- _Material provided_

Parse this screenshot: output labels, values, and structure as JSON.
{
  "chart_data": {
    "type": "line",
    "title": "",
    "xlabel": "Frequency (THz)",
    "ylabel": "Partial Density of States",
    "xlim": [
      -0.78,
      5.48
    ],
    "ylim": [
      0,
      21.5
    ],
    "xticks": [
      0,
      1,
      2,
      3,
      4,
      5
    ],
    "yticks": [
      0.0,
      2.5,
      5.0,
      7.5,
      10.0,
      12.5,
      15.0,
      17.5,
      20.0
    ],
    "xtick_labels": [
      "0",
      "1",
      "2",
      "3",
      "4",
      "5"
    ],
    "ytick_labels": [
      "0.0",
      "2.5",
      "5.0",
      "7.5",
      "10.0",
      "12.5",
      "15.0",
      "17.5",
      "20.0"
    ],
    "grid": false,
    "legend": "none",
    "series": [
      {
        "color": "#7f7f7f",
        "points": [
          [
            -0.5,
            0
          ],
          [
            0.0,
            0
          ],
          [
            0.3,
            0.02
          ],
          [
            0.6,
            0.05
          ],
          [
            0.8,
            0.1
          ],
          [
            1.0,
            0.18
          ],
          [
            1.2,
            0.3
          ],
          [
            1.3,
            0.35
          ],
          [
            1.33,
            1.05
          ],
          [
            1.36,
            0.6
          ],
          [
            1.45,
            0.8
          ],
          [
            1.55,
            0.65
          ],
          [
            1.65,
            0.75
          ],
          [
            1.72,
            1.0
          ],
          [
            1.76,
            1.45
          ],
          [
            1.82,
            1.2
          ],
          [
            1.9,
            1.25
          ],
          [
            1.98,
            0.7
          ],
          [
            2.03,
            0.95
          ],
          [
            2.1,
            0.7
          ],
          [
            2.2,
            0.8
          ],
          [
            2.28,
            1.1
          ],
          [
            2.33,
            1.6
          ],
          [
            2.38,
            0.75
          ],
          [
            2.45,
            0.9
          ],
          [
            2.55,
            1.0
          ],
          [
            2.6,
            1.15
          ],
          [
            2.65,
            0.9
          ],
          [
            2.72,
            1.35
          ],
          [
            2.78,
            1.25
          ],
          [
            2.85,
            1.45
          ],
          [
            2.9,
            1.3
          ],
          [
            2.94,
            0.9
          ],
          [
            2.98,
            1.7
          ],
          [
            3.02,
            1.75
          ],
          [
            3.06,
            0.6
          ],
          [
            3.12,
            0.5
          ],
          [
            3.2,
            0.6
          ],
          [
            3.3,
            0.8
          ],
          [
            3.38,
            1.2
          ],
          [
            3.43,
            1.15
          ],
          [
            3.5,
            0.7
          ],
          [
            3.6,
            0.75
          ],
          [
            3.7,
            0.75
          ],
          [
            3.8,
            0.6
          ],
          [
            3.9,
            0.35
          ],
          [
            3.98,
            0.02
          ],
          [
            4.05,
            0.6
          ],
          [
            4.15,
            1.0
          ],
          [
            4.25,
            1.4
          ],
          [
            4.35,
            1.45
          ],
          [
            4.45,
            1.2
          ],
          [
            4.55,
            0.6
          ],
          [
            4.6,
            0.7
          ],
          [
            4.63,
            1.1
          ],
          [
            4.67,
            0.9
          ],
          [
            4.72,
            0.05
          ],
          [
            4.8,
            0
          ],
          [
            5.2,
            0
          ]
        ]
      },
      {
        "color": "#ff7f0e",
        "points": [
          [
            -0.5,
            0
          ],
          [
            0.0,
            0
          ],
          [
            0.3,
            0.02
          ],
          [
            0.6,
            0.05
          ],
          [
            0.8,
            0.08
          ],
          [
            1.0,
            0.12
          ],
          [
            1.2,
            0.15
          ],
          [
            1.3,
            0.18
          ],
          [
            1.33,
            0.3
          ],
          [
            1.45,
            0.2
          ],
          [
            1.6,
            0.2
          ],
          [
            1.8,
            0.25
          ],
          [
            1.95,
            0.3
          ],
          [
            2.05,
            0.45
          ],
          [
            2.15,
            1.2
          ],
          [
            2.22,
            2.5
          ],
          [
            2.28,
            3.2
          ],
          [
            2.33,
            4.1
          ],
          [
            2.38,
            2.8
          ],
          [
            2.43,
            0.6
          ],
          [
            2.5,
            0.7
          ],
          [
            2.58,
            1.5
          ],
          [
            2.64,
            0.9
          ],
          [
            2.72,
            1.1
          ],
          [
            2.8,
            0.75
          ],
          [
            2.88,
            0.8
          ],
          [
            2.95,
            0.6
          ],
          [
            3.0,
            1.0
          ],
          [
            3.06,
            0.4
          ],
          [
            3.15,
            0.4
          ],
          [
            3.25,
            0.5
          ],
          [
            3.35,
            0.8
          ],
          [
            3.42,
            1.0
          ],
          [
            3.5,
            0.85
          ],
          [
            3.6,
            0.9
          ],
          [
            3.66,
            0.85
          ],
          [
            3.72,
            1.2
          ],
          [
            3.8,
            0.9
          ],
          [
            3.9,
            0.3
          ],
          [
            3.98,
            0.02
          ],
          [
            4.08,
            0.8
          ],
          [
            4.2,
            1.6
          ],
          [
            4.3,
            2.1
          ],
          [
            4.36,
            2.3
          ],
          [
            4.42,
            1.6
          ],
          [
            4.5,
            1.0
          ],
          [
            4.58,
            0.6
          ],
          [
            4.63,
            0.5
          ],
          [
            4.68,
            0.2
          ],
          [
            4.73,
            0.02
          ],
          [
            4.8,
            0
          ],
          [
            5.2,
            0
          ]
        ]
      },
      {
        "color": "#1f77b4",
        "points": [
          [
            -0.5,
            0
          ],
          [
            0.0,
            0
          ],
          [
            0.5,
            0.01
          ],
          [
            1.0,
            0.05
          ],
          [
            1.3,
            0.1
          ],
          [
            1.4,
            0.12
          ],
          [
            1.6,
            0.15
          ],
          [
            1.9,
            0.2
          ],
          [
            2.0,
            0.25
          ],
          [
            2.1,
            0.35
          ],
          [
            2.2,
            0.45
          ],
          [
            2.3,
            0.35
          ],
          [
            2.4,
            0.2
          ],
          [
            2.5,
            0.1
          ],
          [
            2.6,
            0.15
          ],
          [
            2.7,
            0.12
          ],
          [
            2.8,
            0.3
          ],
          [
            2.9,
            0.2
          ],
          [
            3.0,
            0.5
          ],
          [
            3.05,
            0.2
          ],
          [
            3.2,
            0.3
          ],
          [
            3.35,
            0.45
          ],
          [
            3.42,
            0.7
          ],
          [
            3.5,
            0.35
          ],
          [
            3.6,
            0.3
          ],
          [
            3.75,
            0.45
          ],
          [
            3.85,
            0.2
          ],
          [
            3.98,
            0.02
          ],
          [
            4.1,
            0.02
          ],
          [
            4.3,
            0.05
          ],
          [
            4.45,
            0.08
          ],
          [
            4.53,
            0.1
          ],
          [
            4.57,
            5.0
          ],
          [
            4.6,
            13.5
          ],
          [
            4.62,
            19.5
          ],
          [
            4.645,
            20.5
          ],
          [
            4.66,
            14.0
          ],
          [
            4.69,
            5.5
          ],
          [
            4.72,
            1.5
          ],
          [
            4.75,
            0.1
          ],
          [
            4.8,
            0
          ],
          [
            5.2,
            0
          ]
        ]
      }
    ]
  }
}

- _Problem details_
Among the entries above, how many lines include the word "color"? Give the number with no comment.

- _Output of the task_
3